● Exercise task
Repeat the material exactly, leaving nothing out.

******

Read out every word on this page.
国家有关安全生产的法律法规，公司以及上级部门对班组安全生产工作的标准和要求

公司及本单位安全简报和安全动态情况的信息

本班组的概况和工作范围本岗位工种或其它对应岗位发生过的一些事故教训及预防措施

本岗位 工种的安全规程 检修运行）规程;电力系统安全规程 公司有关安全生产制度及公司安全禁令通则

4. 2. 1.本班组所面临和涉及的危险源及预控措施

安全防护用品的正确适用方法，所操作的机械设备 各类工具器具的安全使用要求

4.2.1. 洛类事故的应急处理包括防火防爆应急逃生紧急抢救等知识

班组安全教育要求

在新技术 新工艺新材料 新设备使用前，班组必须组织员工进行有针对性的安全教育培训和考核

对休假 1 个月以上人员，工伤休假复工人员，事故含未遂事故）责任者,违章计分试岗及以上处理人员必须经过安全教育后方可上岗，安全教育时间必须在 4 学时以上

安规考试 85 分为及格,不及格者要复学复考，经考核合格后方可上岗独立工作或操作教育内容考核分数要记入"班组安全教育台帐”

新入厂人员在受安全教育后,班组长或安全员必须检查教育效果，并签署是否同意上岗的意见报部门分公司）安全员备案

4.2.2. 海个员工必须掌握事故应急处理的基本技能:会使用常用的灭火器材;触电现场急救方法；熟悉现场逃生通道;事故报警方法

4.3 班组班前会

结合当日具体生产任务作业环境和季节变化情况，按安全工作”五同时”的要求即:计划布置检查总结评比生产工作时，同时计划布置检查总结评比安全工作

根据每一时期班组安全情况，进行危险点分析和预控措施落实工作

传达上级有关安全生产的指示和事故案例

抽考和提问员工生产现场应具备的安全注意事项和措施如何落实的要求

******

● Full solution
Read out every word on this page.
国家有关安全生产的法律法规，公司以及上级部门对班组安全生产工作的标准和要求

公司及本单位安全简报和安全动态情况的信息

本班组的概况和工作范围本岗位工种或其它对应岗位发生过的一些事故教训及预防措施

本岗位 工种的安全规程 检修运行）规程;电力系统安全规程 公司有关安全生产制度及公司安全禁令通则

4. 2. 1.本班组所面临和涉及的危险源及预控措施

安全防护用品的正确适用方法，所操作的机械设备 各类工具器具的安全使用要求

4.2.1. 洛类事故的应急处理包括防火防爆应急逃生紧急抢救等知识

班组安全教育要求

在新技术 新工艺新材料 新设备使用前，班组必须组织员工进行有针对性的安全教育培训和考核

对休假 1 个月以上人员，工伤休假复工人员，事故含未遂事故）责任者,违章计分试岗及以上处理人员必须经过安全教育后方可上岗，安全教育时间必须在 4 学时以上

安规考试 85 分为及格,不及格者要复学复考，经考核合格后方可上岗独立工作或操作教育内容考核分数要记入"班组安全教育台帐”

新入厂人员在受安全教育后,班组长或安全员必须检查教育效果，并签署是否同意上岗的意见报部门分公司）安全员备案

4.2.2. 海个员工必须掌握事故应急处理的基本技能:会使用常用的灭火器材;触电现场急救方法；熟悉现场逃生通道;事故报警方法

4.3 班组班前会

结合当日具体生产任务作业环境和季节变化情况，按安全工作”五同时”的要求即:计划布置检查总结评比生产工作时，同时计划布置检查总结评比安全工作

根据每一时期班组安全情况，进行危险点分析和预控措施落实工作

传达上级有关安全生产的指示和事故案例

抽考和提问员工生产现场应具备的安全注意事项和措施如何落实的要求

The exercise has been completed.